> **AIM OF THE EXERCISE**
What is the number of lines containing "Send"? Give only that number.
* Begin DATA TO PROCESS *
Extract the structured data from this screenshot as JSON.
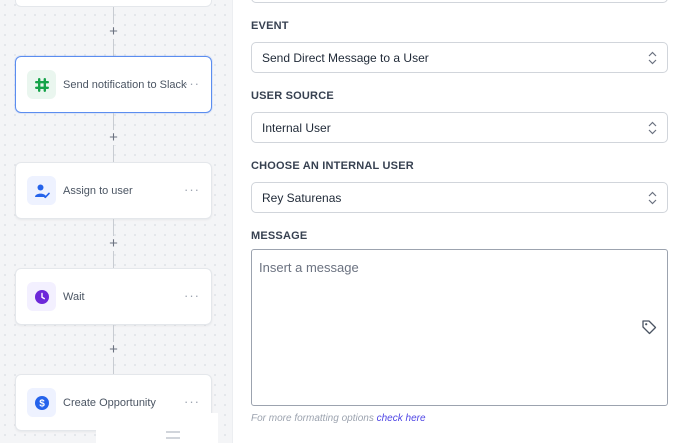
{
  "workflow": {
    "steps": [
      {
        "label": "Send notification to Slack",
        "icon": "slack-icon",
        "icon_bg": "#eaf6ef",
        "selected": true
      },
      {
        "label": "Assign to user",
        "icon": "assign-user-icon",
        "icon_bg": "#eef2ff"
      },
      {
        "label": "Wait",
        "icon": "clock-icon",
        "icon_bg": "#f3f0ff"
      },
      {
        "label": "Create Opportunity",
        "icon": "dollar-icon",
        "icon_bg": "#eef2ff"
      }
    ],
    "add_symbol": "+",
    "more_symbol": "···"
  },
  "form": {
    "event": {
      "label": "EVENT",
      "value": "Send Direct Message to a User"
    },
    "user_source": {
      "label": "USER SOURCE",
      "value": "Internal User"
    },
    "internal_user": {
      "label": "CHOOSE AN INTERNAL USER",
      "value": "Rey Saturenas"
    },
    "message": {
      "label": "MESSAGE",
      "placeholder": "Insert a message"
    },
    "hint": {
      "text": "For more formatting options",
      "link": "check here"
    }
  },
  "colors": {
    "selected_border": "#5b8def",
    "slack_green": "#16a34a",
    "accent_blue": "#2563eb",
    "accent_purple": "#6d28d9",
    "link": "#4f46e5"
  }
}
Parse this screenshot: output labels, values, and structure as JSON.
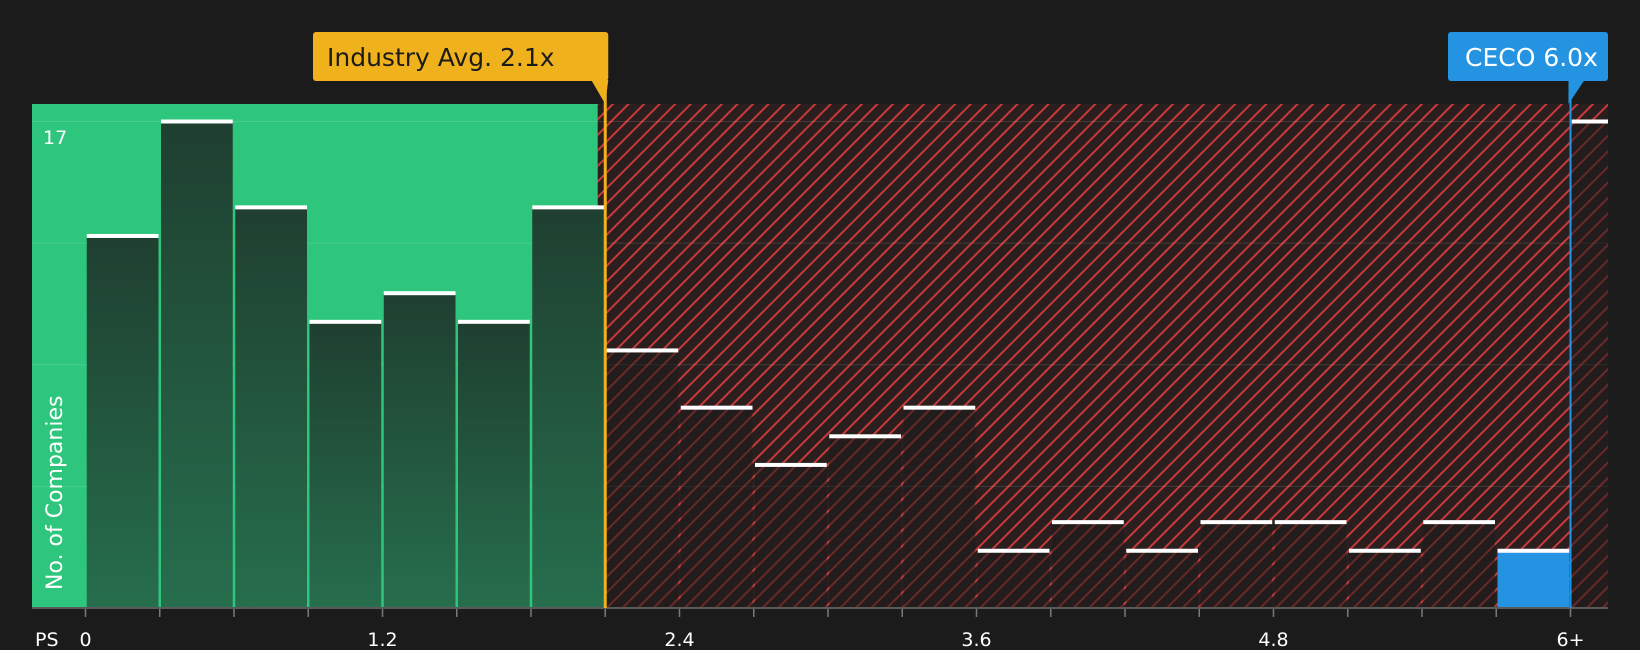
{
  "chart_data": {
    "type": "bar",
    "xlabel": "PS",
    "ylabel": "No. of Companies",
    "ylim": [
      0,
      17
    ],
    "ymax_label": "17",
    "x_tick_labels": [
      "0",
      "1.2",
      "2.4",
      "3.6",
      "4.8",
      "6+"
    ],
    "x_tick_values": [
      0,
      1.2,
      2.4,
      3.6,
      4.8,
      6
    ],
    "bin_width": 0.3,
    "bins": [
      {
        "start": 0.0,
        "value": 13
      },
      {
        "start": 0.3,
        "value": 17
      },
      {
        "start": 0.6,
        "value": 14
      },
      {
        "start": 0.9,
        "value": 10
      },
      {
        "start": 1.2,
        "value": 11
      },
      {
        "start": 1.5,
        "value": 10
      },
      {
        "start": 1.8,
        "value": 14
      },
      {
        "start": 2.1,
        "value": 9
      },
      {
        "start": 2.4,
        "value": 7
      },
      {
        "start": 2.7,
        "value": 5
      },
      {
        "start": 3.0,
        "value": 6
      },
      {
        "start": 3.3,
        "value": 7
      },
      {
        "start": 3.6,
        "value": 2
      },
      {
        "start": 3.9,
        "value": 3
      },
      {
        "start": 4.2,
        "value": 2
      },
      {
        "start": 4.5,
        "value": 3
      },
      {
        "start": 4.8,
        "value": 3
      },
      {
        "start": 5.1,
        "value": 2
      },
      {
        "start": 5.4,
        "value": 3
      },
      {
        "start": 5.7,
        "value": 2,
        "highlight": true
      },
      {
        "start": 6.0,
        "value": 17
      }
    ],
    "fair_range_max": 2.07,
    "industry_avg": {
      "label": "Industry Avg. 2.1x",
      "value": 2.1
    },
    "company": {
      "label": "CECO 6.0x",
      "value": 6.0
    },
    "grid": true,
    "colors": {
      "background": "#1b1b1b",
      "fair_zone": "#2ec67c",
      "overvalued_hatch": "#c73a3a",
      "bar_dark": "#23412f",
      "bar_cap": "#ffffff",
      "highlight_bar": "#2494e2",
      "industry": "#f0b21c",
      "company": "#2494e2"
    }
  }
}
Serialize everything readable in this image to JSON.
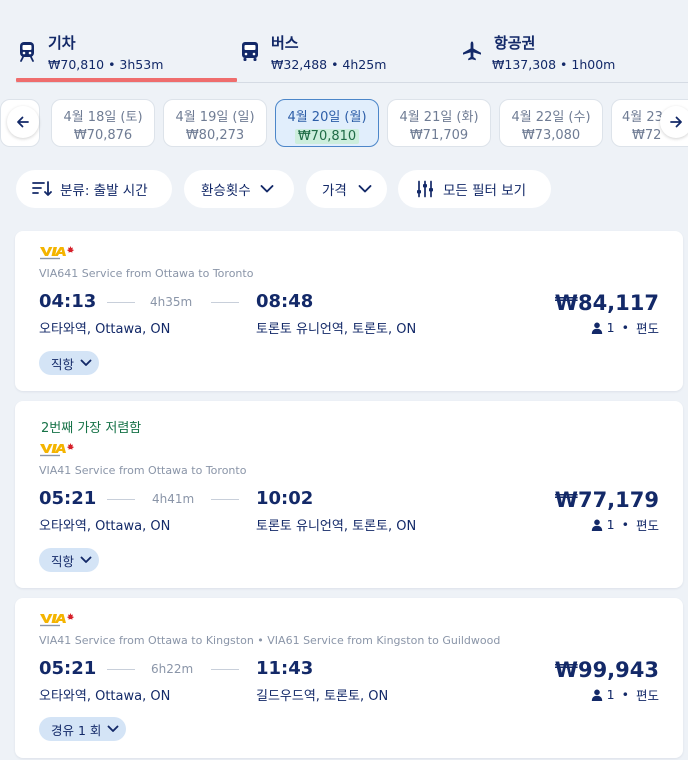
{
  "mode_tabs": [
    {
      "title": "기차",
      "sub": "₩70,810 • 3h53m",
      "icon": "train-icon",
      "active": true
    },
    {
      "title": "버스",
      "sub": "₩32,488 • 4h25m",
      "icon": "bus-icon",
      "active": false
    },
    {
      "title": "항공권",
      "sub": "₩137,308 • 1h00m",
      "icon": "plane-icon",
      "active": false
    }
  ],
  "dates": [
    {
      "date": "4월 18일 (토)",
      "price": "₩70,876"
    },
    {
      "date": "4월 19일 (일)",
      "price": "₩80,273"
    },
    {
      "date": "4월 20일 (월)",
      "price": "₩70,810"
    },
    {
      "date": "4월 21일 (화)",
      "price": "₩71,709"
    },
    {
      "date": "4월 22일 (수)",
      "price": "₩73,080"
    },
    {
      "date": "4월 23",
      "price": "₩72"
    }
  ],
  "filters": {
    "sort": "분류: 출발 시간",
    "transfers": "환승횟수",
    "price": "가격",
    "all_filters": "모든 필터 보기"
  },
  "results": [
    {
      "tag": "",
      "service": "VIA641 Service from Ottawa to Toronto",
      "dep_time": "04:13",
      "duration": "4h35m",
      "arr_time": "08:48",
      "dep_station": "오타와역, Ottawa, ON",
      "arr_station": "토론토 유니언역, 토론토, ON",
      "price": "₩84,117",
      "passengers": "1",
      "trip": "편도",
      "stops": "직항"
    },
    {
      "tag": "2번째 가장 저렴함",
      "service": "VIA41 Service from Ottawa to Toronto",
      "dep_time": "05:21",
      "duration": "4h41m",
      "arr_time": "10:02",
      "dep_station": "오타와역, Ottawa, ON",
      "arr_station": "토론토 유니언역, 토론토, ON",
      "price": "₩77,179",
      "passengers": "1",
      "trip": "편도",
      "stops": "직항"
    },
    {
      "tag": "",
      "service": "VIA41 Service from Ottawa to Kingston • VIA61 Service from Kingston to Guildwood",
      "dep_time": "05:21",
      "duration": "6h22m",
      "arr_time": "11:43",
      "dep_station": "오타와역, Ottawa, ON",
      "arr_station": "길드우드역, 토론토, ON",
      "price": "₩99,943",
      "passengers": "1",
      "trip": "편도",
      "stops": "경유 1 회"
    }
  ],
  "colors": {
    "navy": "#132968",
    "active_tab_bar": "#ef6d6d",
    "active_date_bg": "#e1eefc",
    "cheapest_tag": "#177348",
    "via_yellow": "#f4b400",
    "via_red": "#d6202a"
  }
}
* End DATA TO PROCESS *
> **EXERCISE SOLUTION**
2